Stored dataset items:
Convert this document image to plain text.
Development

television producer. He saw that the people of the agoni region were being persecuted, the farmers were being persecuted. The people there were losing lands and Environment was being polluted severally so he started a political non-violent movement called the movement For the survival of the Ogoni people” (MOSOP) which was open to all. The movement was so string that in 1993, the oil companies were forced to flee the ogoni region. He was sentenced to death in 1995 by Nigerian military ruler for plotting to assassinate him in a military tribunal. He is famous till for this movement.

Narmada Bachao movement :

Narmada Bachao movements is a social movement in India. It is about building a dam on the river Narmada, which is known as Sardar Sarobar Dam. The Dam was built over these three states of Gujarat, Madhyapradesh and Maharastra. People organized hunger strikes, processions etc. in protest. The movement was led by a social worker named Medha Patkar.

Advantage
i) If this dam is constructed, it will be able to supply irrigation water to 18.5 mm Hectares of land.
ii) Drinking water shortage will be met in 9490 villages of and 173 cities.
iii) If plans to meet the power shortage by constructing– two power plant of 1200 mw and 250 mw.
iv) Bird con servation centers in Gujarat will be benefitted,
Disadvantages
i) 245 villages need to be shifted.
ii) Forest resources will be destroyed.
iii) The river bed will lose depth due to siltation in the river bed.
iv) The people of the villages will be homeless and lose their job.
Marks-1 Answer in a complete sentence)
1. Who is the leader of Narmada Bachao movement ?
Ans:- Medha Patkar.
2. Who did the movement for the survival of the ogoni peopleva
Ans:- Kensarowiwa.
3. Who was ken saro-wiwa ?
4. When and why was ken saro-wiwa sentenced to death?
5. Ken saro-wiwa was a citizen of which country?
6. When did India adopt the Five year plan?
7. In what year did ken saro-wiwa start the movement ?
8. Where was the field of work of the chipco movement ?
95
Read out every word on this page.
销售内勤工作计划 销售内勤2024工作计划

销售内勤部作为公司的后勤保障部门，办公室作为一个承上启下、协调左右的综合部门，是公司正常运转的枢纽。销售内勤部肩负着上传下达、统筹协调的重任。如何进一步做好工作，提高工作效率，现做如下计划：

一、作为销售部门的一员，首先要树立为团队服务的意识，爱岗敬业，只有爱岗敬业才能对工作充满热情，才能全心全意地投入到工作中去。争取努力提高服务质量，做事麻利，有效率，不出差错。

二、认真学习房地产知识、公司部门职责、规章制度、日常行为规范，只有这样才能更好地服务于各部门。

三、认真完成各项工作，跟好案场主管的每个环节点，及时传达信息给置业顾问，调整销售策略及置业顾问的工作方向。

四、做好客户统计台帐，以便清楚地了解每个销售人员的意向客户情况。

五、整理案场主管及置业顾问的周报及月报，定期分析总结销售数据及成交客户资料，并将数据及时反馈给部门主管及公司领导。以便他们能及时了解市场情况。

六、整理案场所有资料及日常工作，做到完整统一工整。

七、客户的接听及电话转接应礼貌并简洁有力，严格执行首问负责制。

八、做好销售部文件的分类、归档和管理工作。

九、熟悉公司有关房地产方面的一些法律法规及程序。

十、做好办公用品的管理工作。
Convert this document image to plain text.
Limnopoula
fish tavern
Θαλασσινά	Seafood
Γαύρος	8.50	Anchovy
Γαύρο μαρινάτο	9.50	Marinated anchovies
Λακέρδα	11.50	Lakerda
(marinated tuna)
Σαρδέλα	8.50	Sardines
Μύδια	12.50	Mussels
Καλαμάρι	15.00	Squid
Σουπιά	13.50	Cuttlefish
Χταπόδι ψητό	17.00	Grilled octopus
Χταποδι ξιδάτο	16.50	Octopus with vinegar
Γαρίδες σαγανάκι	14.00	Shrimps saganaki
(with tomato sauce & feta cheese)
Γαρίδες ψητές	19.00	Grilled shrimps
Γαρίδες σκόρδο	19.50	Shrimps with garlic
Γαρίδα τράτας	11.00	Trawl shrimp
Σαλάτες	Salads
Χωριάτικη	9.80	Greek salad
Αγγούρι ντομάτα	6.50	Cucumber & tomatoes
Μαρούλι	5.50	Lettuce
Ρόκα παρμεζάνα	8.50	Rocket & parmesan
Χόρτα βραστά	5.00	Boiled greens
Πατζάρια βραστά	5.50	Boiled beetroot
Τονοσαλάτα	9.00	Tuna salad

▶ [Task to complete]
Write out every entry above, word for word.

▶ [Written reply]
Convert this document image to plain text.
Development

television producer. He saw that the people of the agoni region were being persecuted, the farmers were being persecuted. The people there were losing lands and Environment was being polluted severally so he started a political non-violent movement called the movement For the survival of the Ogoni people” (MOSOP) which was open to all. The movement was so string that in 1993, the oil companies were forced to flee the ogoni region. He was sentenced to death in 1995 by Nigerian military ruler for plotting to assassinate him in a military tribunal. He is famous till for this movement.

Narmada Bachao movement :

Narmada Bachao movements is a social movement in India. It is about building a dam on the river Narmada, which is known as Sardar Sarobar Dam. The Dam was built over these three states of Gujarat, Madhyapradesh and Maharastra. People organized hunger strikes, processions etc. in protest. The movement was led by a social worker named Medha Patkar.

Advantage
i) If this dam is constructed, it will be able to supply irrigation water to 18.5 mm Hectares of land.
ii) Drinking water shortage will be met in 9490 villages of and 173 cities.
iii) If plans to meet the power shortage by constructing– two power plant of 1200 mw and 250 mw.
iv) Bird con servation centers in Gujarat will be benefitted,
Disadvantages
i) 245 villages need to be shifted.
ii) Forest resources will be destroyed.
iii) The river bed will lose depth due to siltation in the river bed.
iv) The people of the villages will be homeless and lose their job.
Marks-1 Answer in a complete sentence)
1. Who is the leader of Narmada Bachao movement ?
Ans:- Medha Patkar.
2. Who did the movement for the survival of the ogoni peopleva
Ans:- Kensarowiwa.
3. Who was ken saro-wiwa ?
4. When and why was ken saro-wiwa sentenced to death?
5. Ken saro-wiwa was a citizen of which country?
6. When did India adopt the Five year plan?
7. In what year did ken saro-wiwa start the movement ?
8. Where was the field of work of the chipco movement ?
95
Read out every word on this page.
销售内勤工作计划 销售内勤2024工作计划

销售内勤部作为公司的后勤保障部门，办公室作为一个承上启下、协调左右的综合部门，是公司正常运转的枢纽。销售内勤部肩负着上传下达、统筹协调的重任。如何进一步做好工作，提高工作效率，现做如下计划：

一、作为销售部门的一员，首先要树立为团队服务的意识，爱岗敬业，只有爱岗敬业才能对工作充满热情，才能全心全意地投入到工作中去。争取努力提高服务质量，做事麻利，有效率，不出差错。

二、认真学习房地产知识、公司部门职责、规章制度、日常行为规范，只有这样才能更好地服务于各部门。

三、认真完成各项工作，跟好案场主管的每个环节点，及时传达信息给置业顾问，调整销售策略及置业顾问的工作方向。

四、做好客户统计台帐，以便清楚地了解每个销售人员的意向客户情况。

五、整理案场主管及置业顾问的周报及月报，定期分析总结销售数据及成交客户资料，并将数据及时反馈给部门主管及公司领导。以便他们能及时了解市场情况。

六、整理案场所有资料及日常工作，做到完整统一工整。

七、客户的接听及电话转接应礼貌并简洁有力，严格执行首问负责制。

八、做好销售部文件的分类、归档和管理工作。

九、熟悉公司有关房地产方面的一些法律法规及程序。

十、做好办公用品的管理工作。
Convert this document image to plain text.
Limnopoula
fish tavern
Θαλασσινά	Seafood
Γαύρος	8.50	Anchovy
Γαύρο μαρινάτο	9.50	Marinated anchovies
Λακέρδα	11.50	Lakerda
(marinated tuna)
Σαρδέλα	8.50	Sardines
Μύδια	12.50	Mussels
Καλαμάρι	15.00	Squid
Σουπιά	13.50	Cuttlefish
Χταπόδι ψητό	17.00	Grilled octopus
Χταποδι ξιδάτο	16.50	Octopus with vinegar
Γαρίδες σαγανάκι	14.00	Shrimps saganaki
(with tomato sauce & feta cheese)
Γαρίδες ψητές	19.00	Grilled shrimps
Γαρίδες σκόρδο	19.50	Shrimps with garlic
Γαρίδα τράτας	11.00	Trawl shrimp
Σαλάτες	Salads
Χωριάτικη	9.80	Greek salad
Αγγούρι ντομάτα	6.50	Cucumber & tomatoes
Μαρούλι	5.50	Lettuce
Ρόκα παρμεζάνα	8.50	Rocket & parmesan
Χόρτα βραστά	5.00	Boiled greens
Πατζάρια βραστά	5.50	Boiled beetroot
Τονοσαλάτα	9.00	Tuna salad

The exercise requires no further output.